Task to complete:
Go through the entries below and retype them exactly, omitting each picture.

Stored items from a collection:
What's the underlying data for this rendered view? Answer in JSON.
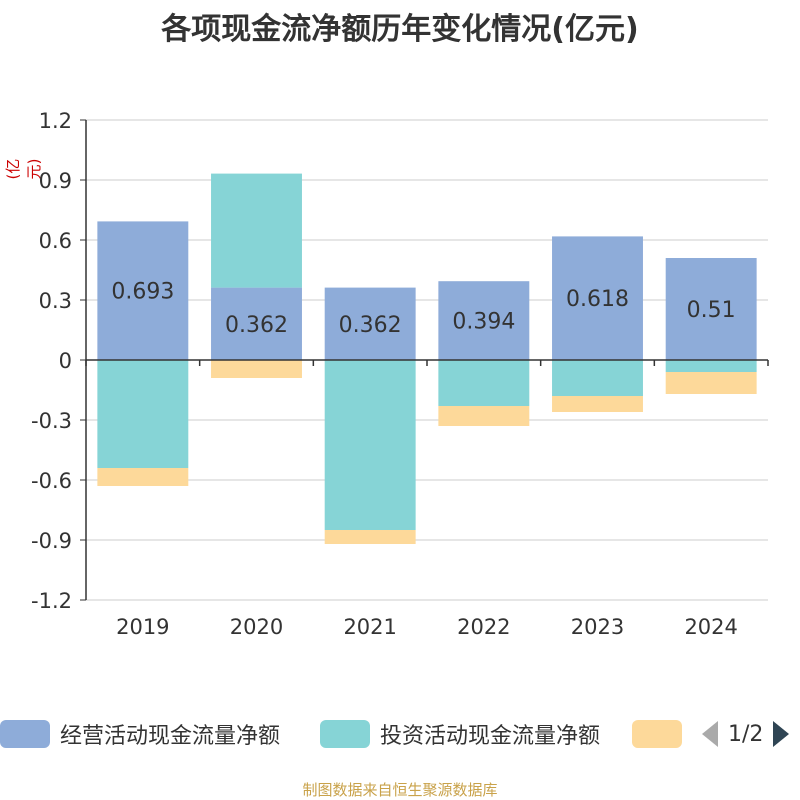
{
  "title": "各项现金流净额历年变化情况(亿元)",
  "colors": {
    "operating": "#8eacd9",
    "investing": "#86d4d6",
    "financing": "#fdd99a",
    "axis": "#333333",
    "grid": "#cccccc",
    "unit_label": "#cc0000",
    "footer": "#c9a24a",
    "pager_disabled": "#aaaaaa",
    "pager_active": "#2f4554"
  },
  "legend": {
    "items": [
      {
        "label": "经营活动现金流量净额",
        "color": "#8eacd9"
      },
      {
        "label": "投资活动现金流量净额",
        "color": "#86d4d6"
      },
      {
        "label": "",
        "color": "#fdd99a"
      }
    ],
    "page_text": "1/2",
    "prev_icon": "triangle-left-icon",
    "next_icon": "triangle-right-icon"
  },
  "footer": "制图数据来自恒生聚源数据库",
  "chart_data": {
    "type": "bar",
    "stacked": true,
    "title": "各项现金流净额历年变化情况(亿元)",
    "ylabel": "(亿元)",
    "categories": [
      "2019",
      "2020",
      "2021",
      "2022",
      "2023",
      "2024"
    ],
    "ylim": [
      -1.2,
      1.2
    ],
    "yticks": [
      "1.2",
      "0.9",
      "0.6",
      "0.3",
      "0",
      "-0.3",
      "-0.6",
      "-0.9",
      "-1.2"
    ],
    "grid": true,
    "legend_position": "bottom",
    "series": [
      {
        "name": "经营活动现金流量净额",
        "values": [
          0.693,
          0.362,
          0.362,
          0.394,
          0.618,
          0.51
        ],
        "labels": [
          "0.693",
          "0.362",
          "0.362",
          "0.394",
          "0.618",
          "0.51"
        ]
      },
      {
        "name": "投资活动现金流量净额",
        "values": [
          -0.54,
          0.57,
          -0.85,
          -0.23,
          -0.18,
          -0.06
        ]
      },
      {
        "values": [
          -0.09,
          -0.09,
          -0.07,
          -0.1,
          -0.08,
          -0.11
        ]
      }
    ]
  }
}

Completed exercise:
What's the underlying data for this rendered view? Answer in JSON.
{
  "title": "各项现金流净额历年变化情况(亿元)",
  "colors": {
    "operating": "#8eacd9",
    "investing": "#86d4d6",
    "financing": "#fdd99a",
    "axis": "#333333",
    "grid": "#cccccc",
    "unit_label": "#cc0000",
    "footer": "#c9a24a",
    "pager_disabled": "#aaaaaa",
    "pager_active": "#2f4554"
  },
  "legend": {
    "items": [
      {
        "label": "经营活动现金流量净额",
        "color": "#8eacd9"
      },
      {
        "label": "投资活动现金流量净额",
        "color": "#86d4d6"
      },
      {
        "label": "",
        "color": "#fdd99a"
      }
    ],
    "page_text": "1/2",
    "prev_icon": "triangle-left-icon",
    "next_icon": "triangle-right-icon"
  },
  "footer": "制图数据来自恒生聚源数据库",
  "chart_data": {
    "type": "bar",
    "stacked": true,
    "title": "各项现金流净额历年变化情况(亿元)",
    "ylabel": "(亿元)",
    "categories": [
      "2019",
      "2020",
      "2021",
      "2022",
      "2023",
      "2024"
    ],
    "ylim": [
      -1.2,
      1.2
    ],
    "yticks": [
      "1.2",
      "0.9",
      "0.6",
      "0.3",
      "0",
      "-0.3",
      "-0.6",
      "-0.9",
      "-1.2"
    ],
    "grid": true,
    "legend_position": "bottom",
    "series": [
      {
        "name": "经营活动现金流量净额",
        "values": [
          0.693,
          0.362,
          0.362,
          0.394,
          0.618,
          0.51
        ],
        "labels": [
          "0.693",
          "0.362",
          "0.362",
          "0.394",
          "0.618",
          "0.51"
        ]
      },
      {
        "name": "投资活动现金流量净额",
        "values": [
          -0.54,
          0.57,
          -0.85,
          -0.23,
          -0.18,
          -0.06
        ]
      },
      {
        "values": [
          -0.09,
          -0.09,
          -0.07,
          -0.1,
          -0.08,
          -0.11
        ]
      }
    ]
  }
}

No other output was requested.